(Data entries)
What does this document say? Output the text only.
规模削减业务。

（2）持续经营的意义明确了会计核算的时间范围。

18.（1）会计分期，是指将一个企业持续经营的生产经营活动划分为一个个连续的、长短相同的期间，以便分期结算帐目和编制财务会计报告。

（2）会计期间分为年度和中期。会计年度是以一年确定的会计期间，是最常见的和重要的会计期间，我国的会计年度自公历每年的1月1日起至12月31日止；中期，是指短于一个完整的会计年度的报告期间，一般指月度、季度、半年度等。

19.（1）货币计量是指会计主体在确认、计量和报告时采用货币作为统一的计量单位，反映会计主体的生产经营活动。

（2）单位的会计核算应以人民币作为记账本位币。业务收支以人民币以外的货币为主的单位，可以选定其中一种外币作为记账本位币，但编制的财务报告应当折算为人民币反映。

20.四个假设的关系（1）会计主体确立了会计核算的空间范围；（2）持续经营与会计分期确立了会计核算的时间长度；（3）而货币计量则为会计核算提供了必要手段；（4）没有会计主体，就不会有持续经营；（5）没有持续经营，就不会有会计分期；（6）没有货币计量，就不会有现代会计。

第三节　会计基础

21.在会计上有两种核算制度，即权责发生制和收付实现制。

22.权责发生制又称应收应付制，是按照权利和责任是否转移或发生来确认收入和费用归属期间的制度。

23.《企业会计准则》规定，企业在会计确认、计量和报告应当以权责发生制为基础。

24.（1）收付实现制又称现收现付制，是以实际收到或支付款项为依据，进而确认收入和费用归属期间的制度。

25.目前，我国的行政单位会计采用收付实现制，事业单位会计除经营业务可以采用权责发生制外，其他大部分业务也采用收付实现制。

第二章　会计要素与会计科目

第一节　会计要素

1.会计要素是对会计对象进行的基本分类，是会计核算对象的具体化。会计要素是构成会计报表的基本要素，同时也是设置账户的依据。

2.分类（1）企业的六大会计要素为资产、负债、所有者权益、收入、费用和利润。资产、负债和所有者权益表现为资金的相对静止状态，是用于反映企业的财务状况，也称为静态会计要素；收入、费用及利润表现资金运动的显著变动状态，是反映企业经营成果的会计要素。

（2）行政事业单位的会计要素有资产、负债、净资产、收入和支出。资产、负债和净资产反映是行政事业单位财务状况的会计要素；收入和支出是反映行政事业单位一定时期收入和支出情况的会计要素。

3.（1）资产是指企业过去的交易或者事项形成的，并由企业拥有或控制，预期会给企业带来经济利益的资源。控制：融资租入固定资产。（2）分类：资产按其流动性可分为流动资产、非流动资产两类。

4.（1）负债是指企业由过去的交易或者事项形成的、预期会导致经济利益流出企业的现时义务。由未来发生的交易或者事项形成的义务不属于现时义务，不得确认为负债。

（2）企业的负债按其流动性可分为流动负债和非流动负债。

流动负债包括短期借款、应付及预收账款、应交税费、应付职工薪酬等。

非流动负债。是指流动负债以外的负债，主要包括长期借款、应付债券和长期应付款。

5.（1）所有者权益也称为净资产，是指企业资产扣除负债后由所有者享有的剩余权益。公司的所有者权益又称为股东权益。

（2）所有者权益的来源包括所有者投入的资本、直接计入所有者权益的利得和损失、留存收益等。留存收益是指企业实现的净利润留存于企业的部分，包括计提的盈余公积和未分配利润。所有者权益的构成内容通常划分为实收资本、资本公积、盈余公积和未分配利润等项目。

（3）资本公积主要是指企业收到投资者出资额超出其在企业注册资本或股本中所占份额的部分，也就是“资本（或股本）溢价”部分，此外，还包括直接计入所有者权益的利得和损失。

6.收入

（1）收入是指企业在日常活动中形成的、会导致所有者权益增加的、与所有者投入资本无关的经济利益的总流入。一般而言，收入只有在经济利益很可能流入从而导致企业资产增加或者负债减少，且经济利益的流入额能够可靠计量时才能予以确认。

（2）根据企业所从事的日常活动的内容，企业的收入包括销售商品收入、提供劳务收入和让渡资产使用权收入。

* Aim of the exercise: Extract the full listing above without alteration.

* Full response:
What does this document say? Output the text only.
规模削减业务。

（2）持续经营的意义明确了会计核算的时间范围。

18.（1）会计分期，是指将一个企业持续经营的生产经营活动划分为一个个连续的、长短相同的期间，以便分期结算帐目和编制财务会计报告。

（2）会计期间分为年度和中期。会计年度是以一年确定的会计期间，是最常见的和重要的会计期间，我国的会计年度自公历每年的1月1日起至12月31日止；中期，是指短于一个完整的会计年度的报告期间，一般指月度、季度、半年度等。

19.（1）货币计量是指会计主体在确认、计量和报告时采用货币作为统一的计量单位，反映会计主体的生产经营活动。

（2）单位的会计核算应以人民币作为记账本位币。业务收支以人民币以外的货币为主的单位，可以选定其中一种外币作为记账本位币，但编制的财务报告应当折算为人民币反映。

20.四个假设的关系（1）会计主体确立了会计核算的空间范围；（2）持续经营与会计分期确立了会计核算的时间长度；（3）而货币计量则为会计核算提供了必要手段；（4）没有会计主体，就不会有持续经营；（5）没有持续经营，就不会有会计分期；（6）没有货币计量，就不会有现代会计。

第三节　会计基础

21.在会计上有两种核算制度，即权责发生制和收付实现制。

22.权责发生制又称应收应付制，是按照权利和责任是否转移或发生来确认收入和费用归属期间的制度。

23.《企业会计准则》规定，企业在会计确认、计量和报告应当以权责发生制为基础。

24.（1）收付实现制又称现收现付制，是以实际收到或支付款项为依据，进而确认收入和费用归属期间的制度。

25.目前，我国的行政单位会计采用收付实现制，事业单位会计除经营业务可以采用权责发生制外，其他大部分业务也采用收付实现制。

第二章　会计要素与会计科目

第一节　会计要素

1.会计要素是对会计对象进行的基本分类，是会计核算对象的具体化。会计要素是构成会计报表的基本要素，同时也是设置账户的依据。

2.分类（1）企业的六大会计要素为资产、负债、所有者权益、收入、费用和利润。资产、负债和所有者权益表现为资金的相对静止状态，是用于反映企业的财务状况，也称为静态会计要素；收入、费用及利润表现资金运动的显著变动状态，是反映企业经营成果的会计要素。

（2）行政事业单位的会计要素有资产、负债、净资产、收入和支出。资产、负债和净资产反映是行政事业单位财务状况的会计要素；收入和支出是反映行政事业单位一定时期收入和支出情况的会计要素。

3.（1）资产是指企业过去的交易或者事项形成的，并由企业拥有或控制，预期会给企业带来经济利益的资源。控制：融资租入固定资产。（2）分类：资产按其流动性可分为流动资产、非流动资产两类。

4.（1）负债是指企业由过去的交易或者事项形成的、预期会导致经济利益流出企业的现时义务。由未来发生的交易或者事项形成的义务不属于现时义务，不得确认为负债。

（2）企业的负债按其流动性可分为流动负债和非流动负债。

流动负债包括短期借款、应付及预收账款、应交税费、应付职工薪酬等。

非流动负债。是指流动负债以外的负债，主要包括长期借款、应付债券和长期应付款。

5.（1）所有者权益也称为净资产，是指企业资产扣除负债后由所有者享有的剩余权益。公司的所有者权益又称为股东权益。

（2）所有者权益的来源包括所有者投入的资本、直接计入所有者权益的利得和损失、留存收益等。留存收益是指企业实现的净利润留存于企业的部分，包括计提的盈余公积和未分配利润。所有者权益的构成内容通常划分为实收资本、资本公积、盈余公积和未分配利润等项目。

（3）资本公积主要是指企业收到投资者出资额超出其在企业注册资本或股本中所占份额的部分，也就是“资本（或股本）溢价”部分，此外，还包括直接计入所有者权益的利得和损失。

6.收入

（1）收入是指企业在日常活动中形成的、会导致所有者权益增加的、与所有者投入资本无关的经济利益的总流入。一般而言，收入只有在经济利益很可能流入从而导致企业资产增加或者负债减少，且经济利益的流入额能够可靠计量时才能予以确认。

（2）根据企业所从事的日常活动的内容，企业的收入包括销售商品收入、提供劳务收入和让渡资产使用权收入。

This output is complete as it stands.